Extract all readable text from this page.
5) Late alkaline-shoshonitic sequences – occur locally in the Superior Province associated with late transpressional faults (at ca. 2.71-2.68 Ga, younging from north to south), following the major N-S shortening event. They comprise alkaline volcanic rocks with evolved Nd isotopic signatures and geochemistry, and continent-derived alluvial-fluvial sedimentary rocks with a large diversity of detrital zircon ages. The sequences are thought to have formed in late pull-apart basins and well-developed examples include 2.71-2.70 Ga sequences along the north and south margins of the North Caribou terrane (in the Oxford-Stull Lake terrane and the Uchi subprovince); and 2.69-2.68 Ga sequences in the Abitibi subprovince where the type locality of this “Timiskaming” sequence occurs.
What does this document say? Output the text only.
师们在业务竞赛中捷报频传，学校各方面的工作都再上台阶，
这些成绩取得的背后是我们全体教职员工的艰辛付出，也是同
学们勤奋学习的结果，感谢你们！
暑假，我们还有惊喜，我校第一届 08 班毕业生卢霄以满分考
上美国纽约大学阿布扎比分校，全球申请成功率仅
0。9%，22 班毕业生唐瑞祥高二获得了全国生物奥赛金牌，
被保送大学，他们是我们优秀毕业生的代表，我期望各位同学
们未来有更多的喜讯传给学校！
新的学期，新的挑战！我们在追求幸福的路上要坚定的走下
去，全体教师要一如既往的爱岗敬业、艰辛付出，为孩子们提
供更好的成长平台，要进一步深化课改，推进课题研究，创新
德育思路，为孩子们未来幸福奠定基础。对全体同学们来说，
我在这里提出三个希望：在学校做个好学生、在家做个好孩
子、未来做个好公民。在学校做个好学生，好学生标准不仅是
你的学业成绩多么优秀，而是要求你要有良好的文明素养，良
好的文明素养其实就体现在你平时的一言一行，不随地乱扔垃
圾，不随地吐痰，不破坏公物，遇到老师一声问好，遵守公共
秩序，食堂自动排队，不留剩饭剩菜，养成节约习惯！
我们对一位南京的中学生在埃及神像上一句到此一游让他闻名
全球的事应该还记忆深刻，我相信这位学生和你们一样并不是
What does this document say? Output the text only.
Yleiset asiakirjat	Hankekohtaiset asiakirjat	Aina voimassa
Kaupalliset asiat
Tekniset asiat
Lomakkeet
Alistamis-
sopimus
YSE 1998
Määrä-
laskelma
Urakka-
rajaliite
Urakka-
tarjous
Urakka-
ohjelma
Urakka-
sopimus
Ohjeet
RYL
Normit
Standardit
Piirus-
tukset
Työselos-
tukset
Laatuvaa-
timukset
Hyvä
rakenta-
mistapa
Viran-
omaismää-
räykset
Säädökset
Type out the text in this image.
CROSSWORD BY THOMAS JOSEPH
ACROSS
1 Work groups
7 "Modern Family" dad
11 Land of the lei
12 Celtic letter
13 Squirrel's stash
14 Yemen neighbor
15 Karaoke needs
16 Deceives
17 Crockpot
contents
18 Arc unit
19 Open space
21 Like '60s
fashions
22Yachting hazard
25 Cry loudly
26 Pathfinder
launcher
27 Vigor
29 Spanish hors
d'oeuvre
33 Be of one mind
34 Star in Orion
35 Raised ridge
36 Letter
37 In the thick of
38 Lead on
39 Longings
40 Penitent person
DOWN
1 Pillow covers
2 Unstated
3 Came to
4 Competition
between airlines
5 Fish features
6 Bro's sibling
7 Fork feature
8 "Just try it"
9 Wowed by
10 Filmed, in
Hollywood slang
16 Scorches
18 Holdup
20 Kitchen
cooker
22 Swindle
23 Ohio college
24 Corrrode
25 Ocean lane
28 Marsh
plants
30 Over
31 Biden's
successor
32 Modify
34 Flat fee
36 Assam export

INSTRUCTION = Your task is to repeat each line of the material exactly.

RESPONSE BELOW =
Extract all readable text from this page.
5) Late alkaline-shoshonitic sequences – occur locally in the Superior Province associated with late transpressional faults (at ca. 2.71-2.68 Ga, younging from north to south), following the major N-S shortening event. They comprise alkaline volcanic rocks with evolved Nd isotopic signatures and geochemistry, and continent-derived alluvial-fluvial sedimentary rocks with a large diversity of detrital zircon ages. The sequences are thought to have formed in late pull-apart basins and well-developed examples include 2.71-2.70 Ga sequences along the north and south margins of the North Caribou terrane (in the Oxford-Stull Lake terrane and the Uchi subprovince); and 2.69-2.68 Ga sequences in the Abitibi subprovince where the type locality of this “Timiskaming” sequence occurs.
What does this document say? Output the text only.
师们在业务竞赛中捷报频传，学校各方面的工作都再上台阶，
这些成绩取得的背后是我们全体教职员工的艰辛付出，也是同
学们勤奋学习的结果，感谢你们！
暑假，我们还有惊喜，我校第一届 08 班毕业生卢霄以满分考
上美国纽约大学阿布扎比分校，全球申请成功率仅
0。9%，22 班毕业生唐瑞祥高二获得了全国生物奥赛金牌，
被保送大学，他们是我们优秀毕业生的代表，我期望各位同学
们未来有更多的喜讯传给学校！
新的学期，新的挑战！我们在追求幸福的路上要坚定的走下
去，全体教师要一如既往的爱岗敬业、艰辛付出，为孩子们提
供更好的成长平台，要进一步深化课改，推进课题研究，创新
德育思路，为孩子们未来幸福奠定基础。对全体同学们来说，
我在这里提出三个希望：在学校做个好学生、在家做个好孩
子、未来做个好公民。在学校做个好学生，好学生标准不仅是
你的学业成绩多么优秀，而是要求你要有良好的文明素养，良
好的文明素养其实就体现在你平时的一言一行，不随地乱扔垃
圾，不随地吐痰，不破坏公物，遇到老师一声问好，遵守公共
秩序，食堂自动排队，不留剩饭剩菜，养成节约习惯！
我们对一位南京的中学生在埃及神像上一句到此一游让他闻名
全球的事应该还记忆深刻，我相信这位学生和你们一样并不是
What does this document say? Output the text only.
Yleiset asiakirjat	Hankekohtaiset asiakirjat	Aina voimassa
Kaupalliset asiat
Tekniset asiat
Lomakkeet
Alistamis-
sopimus
YSE 1998
Määrä-
laskelma
Urakka-
rajaliite
Urakka-
tarjous
Urakka-
ohjelma
Urakka-
sopimus
Ohjeet
RYL
Normit
Standardit
Piirus-
tukset
Työselos-
tukset
Laatuvaa-
timukset
Hyvä
rakenta-
mistapa
Viran-
omaismää-
räykset
Säädökset
Type out the text in this image.
CROSSWORD BY THOMAS JOSEPH
ACROSS
1 Work groups
7 "Modern Family" dad
11 Land of the lei
12 Celtic letter
13 Squirrel's stash
14 Yemen neighbor
15 Karaoke needs
16 Deceives
17 Crockpot
contents
18 Arc unit
19 Open space
21 Like '60s
fashions
22Yachting hazard
25 Cry loudly
26 Pathfinder
launcher
27 Vigor
29 Spanish hors
d'oeuvre
33 Be of one mind
34 Star in Orion
35 Raised ridge
36 Letter
37 In the thick of
38 Lead on
39 Longings
40 Penitent person
DOWN
1 Pillow covers
2 Unstated
3 Came to
4 Competition
between airlines
5 Fish features
6 Bro's sibling
7 Fork feature
8 "Just try it"
9 Wowed by
10 Filmed, in
Hollywood slang
16 Scorches
18 Holdup
20 Kitchen
cooker
22 Swindle
23 Ohio college
24 Corrrode
25 Ocean lane
28 Marsh
plants
30 Over
31 Biden's
successor
32 Modify
34 Flat fee
36 Assam export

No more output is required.